Begin Document

In the coming weeks, tens of thousands of new college graduates will join the ranks of companies in North America and across the globe. While an important addition to the team, these entry-level employees are bringing much more than their skills and experience to the workplace – many are bringing poor cybersecurity habits.

From accessing unsecure Wi-Fi networks in coffee shops to losing company laptops in airports and taxi cabs, companies will have to manage one cyber scare after another.

To minimize the risks brought by the recent college graduates, it’s essential HR executives invite the IT team to participate in the onboarding process. While most of these incoming millennials are skilled with using technology, the majority have limited cybersecurity training. It will be necessary, therefore, to ensure that training in security – and company policies on BYOD – are part of their onboarding.

During these cybersecurity training sessions, the IT team should educate new hires about the internal and external security threats they may encounter on the job. Be sure to cover these four areas in your cybersecurity training program:

1. Beware of phishing scams

One of the major threats facing employees are phishing scams. Phishing is an attempt to acquire sensitive information such as usernames, passwords and credit card numbers for malicious reasons by masquerading as a trustworthy entity in electronic communication. Phishing is typically carried out by email spoofing or instant messaging, and it often directs users to enter details at a fake website that is near identical to a legitimate one.

Employees should avoid opening suspicious emails coming from the company CEO or a colleague. The best way to train new employees on how to detect a phishing scam is to help them identify the types of communication they can expect to receive from colleagues and C-level executives.

2. Be careful what you share online

Both HR and IT need to educate employees about why they must be careful on social media. Whether it’s sharing proprietary information or clicking on malicious links and ads, it’s important new hires understand how their behavior on social media can affect their reputation and the reputation of the company as a whole.

3. Keep a close eye on corporate devices

It’s equally important for HR and IT executives to advise employees on how to safeguard company laptops, mobile devices and other hardware. Employees should be trained to keep a careful watch on company devices in airports, taxi cabs and coffee shops to prevent theft. Likewise, entry-level hires should avoid leaving their laptop accessible in the office, especially in an open work environment. With clients, suppliers and visitors coming in and out of the office, private information could end up in the wrong hands.

4. What apps you can and cannot use

While coaching employees on how to monitor company hardware, the HR and IT team should be clear about which tools are approved for accessing company information. Many recent college graduates have become accustomed to using their own preferred private messaging apps, digital notebooks, and file sharing services. Systems and solutions that are not provided by, or explicitly approved by, an organization’s IT department, are referred to as Shadow IT.

It’s critical for entry-level employees to understand basic information security risks, and why IT needs to be made aware of the systems being used that can impact the organization’s information. While Shadow IT can be a source for innovation, and convenience for the individual, employees need to communicate with the company’s IT team before using “unofficial” technology solutions and services.

The bottom-line is that security training is an essential step in minimizing risks brought on by hiring entry-level employees. It is critical for HR executives to introduce cybersecurity training during the initial on-boarding process and periodically throughout each phase of the employee’s tenure.

End Document
Begin Listed entries

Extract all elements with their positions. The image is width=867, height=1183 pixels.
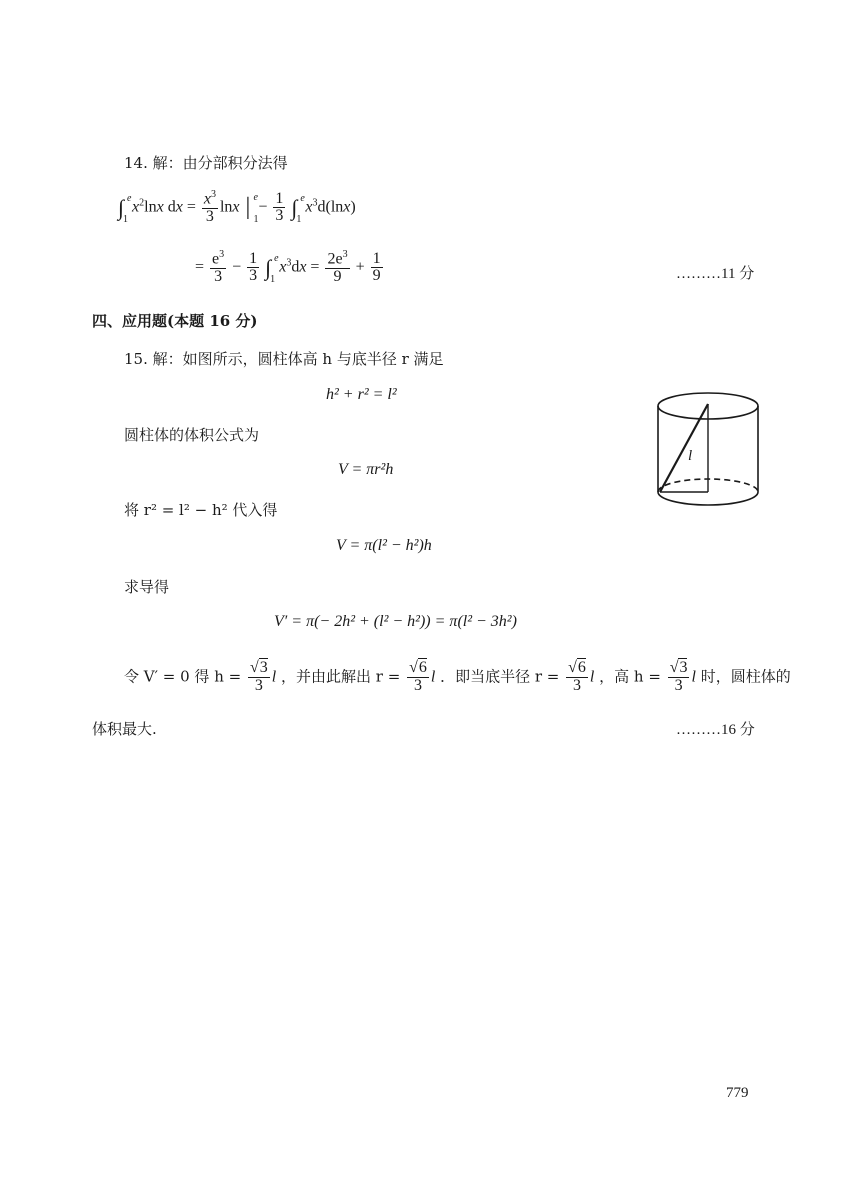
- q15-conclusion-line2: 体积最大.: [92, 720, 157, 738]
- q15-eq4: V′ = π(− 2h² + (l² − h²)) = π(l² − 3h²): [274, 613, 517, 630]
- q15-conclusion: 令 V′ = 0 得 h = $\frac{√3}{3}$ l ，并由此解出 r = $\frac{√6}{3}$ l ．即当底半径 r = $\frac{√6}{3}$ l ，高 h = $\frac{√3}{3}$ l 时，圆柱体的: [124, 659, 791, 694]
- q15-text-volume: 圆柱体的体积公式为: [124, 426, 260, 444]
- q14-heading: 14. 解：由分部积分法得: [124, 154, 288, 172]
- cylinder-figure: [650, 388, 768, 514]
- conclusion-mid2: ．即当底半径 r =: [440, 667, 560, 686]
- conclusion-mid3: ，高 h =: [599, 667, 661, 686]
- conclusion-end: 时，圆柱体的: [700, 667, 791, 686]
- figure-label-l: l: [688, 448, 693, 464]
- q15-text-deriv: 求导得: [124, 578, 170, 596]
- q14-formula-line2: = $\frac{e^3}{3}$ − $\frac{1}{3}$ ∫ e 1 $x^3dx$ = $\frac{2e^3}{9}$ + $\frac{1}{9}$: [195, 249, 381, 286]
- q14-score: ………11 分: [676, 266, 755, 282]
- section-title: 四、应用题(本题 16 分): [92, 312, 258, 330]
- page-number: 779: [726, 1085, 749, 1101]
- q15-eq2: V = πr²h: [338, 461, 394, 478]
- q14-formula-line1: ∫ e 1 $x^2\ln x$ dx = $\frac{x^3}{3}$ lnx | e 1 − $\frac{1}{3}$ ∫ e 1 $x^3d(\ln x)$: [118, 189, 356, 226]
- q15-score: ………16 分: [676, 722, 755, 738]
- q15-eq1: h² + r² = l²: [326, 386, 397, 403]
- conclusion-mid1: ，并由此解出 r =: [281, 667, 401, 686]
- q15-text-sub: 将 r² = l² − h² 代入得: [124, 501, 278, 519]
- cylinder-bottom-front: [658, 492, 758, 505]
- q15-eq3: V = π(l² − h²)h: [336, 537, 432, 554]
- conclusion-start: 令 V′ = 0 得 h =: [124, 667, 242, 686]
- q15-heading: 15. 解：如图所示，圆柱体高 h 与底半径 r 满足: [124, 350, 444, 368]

End Listed entries
Begin Listed entries

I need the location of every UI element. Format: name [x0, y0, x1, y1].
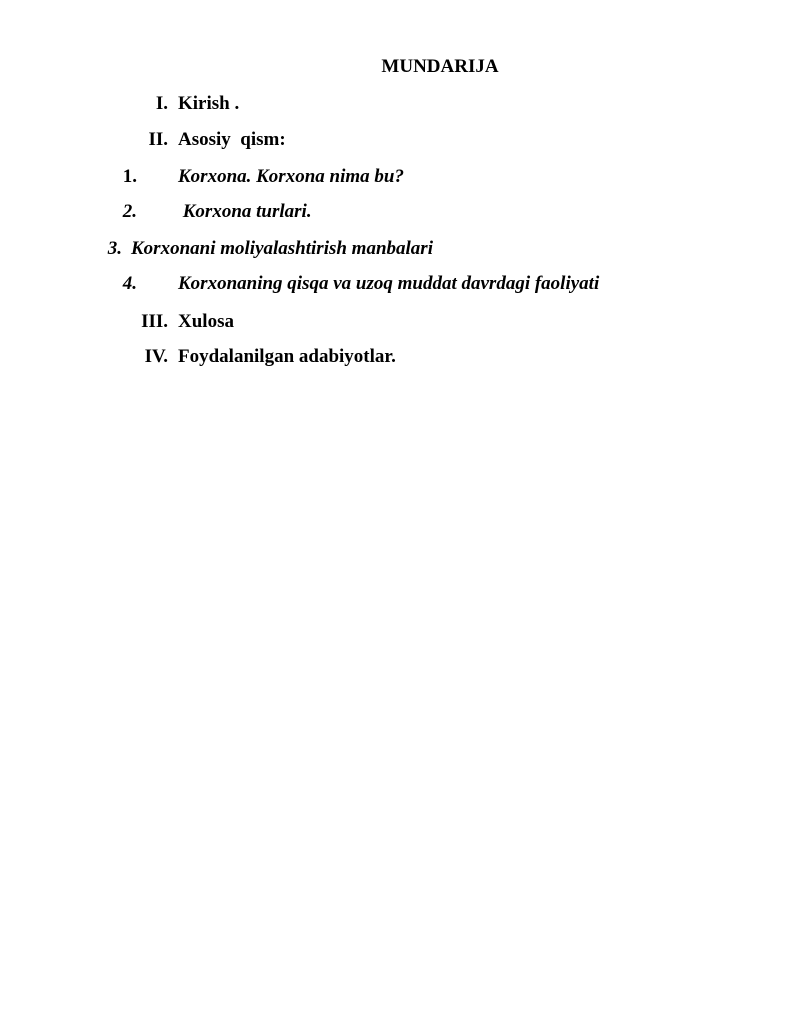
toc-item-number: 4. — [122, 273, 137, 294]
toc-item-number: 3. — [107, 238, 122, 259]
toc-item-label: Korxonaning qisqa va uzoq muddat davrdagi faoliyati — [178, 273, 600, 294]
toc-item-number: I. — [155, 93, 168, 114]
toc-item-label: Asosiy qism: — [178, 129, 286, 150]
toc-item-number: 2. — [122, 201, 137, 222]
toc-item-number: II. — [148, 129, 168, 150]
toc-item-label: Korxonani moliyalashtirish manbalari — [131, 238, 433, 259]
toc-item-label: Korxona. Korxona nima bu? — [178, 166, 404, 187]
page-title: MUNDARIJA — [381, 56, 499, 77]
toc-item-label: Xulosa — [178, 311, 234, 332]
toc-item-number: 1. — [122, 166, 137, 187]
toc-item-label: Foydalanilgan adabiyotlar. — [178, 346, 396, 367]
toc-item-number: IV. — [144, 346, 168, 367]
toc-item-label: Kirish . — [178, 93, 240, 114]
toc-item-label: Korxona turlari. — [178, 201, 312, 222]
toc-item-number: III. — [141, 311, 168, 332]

End Listed entries

- Request
Write out the passage of the cybersecurity training article from "In the coming" to "scare after another.", word for word.

- Written answer
In the coming weeks, tens of thousands of new college graduates will join the ranks of companies in North America and across the globe. While an important addition to the team, these entry-level employees are bringing much more than their skills and experience to the workplace – many are bringing poor cybersecurity habits.

From accessing unsecure Wi-Fi networks in coffee shops to losing company laptops in airports and taxi cabs, companies will have to manage one cyber scare after another.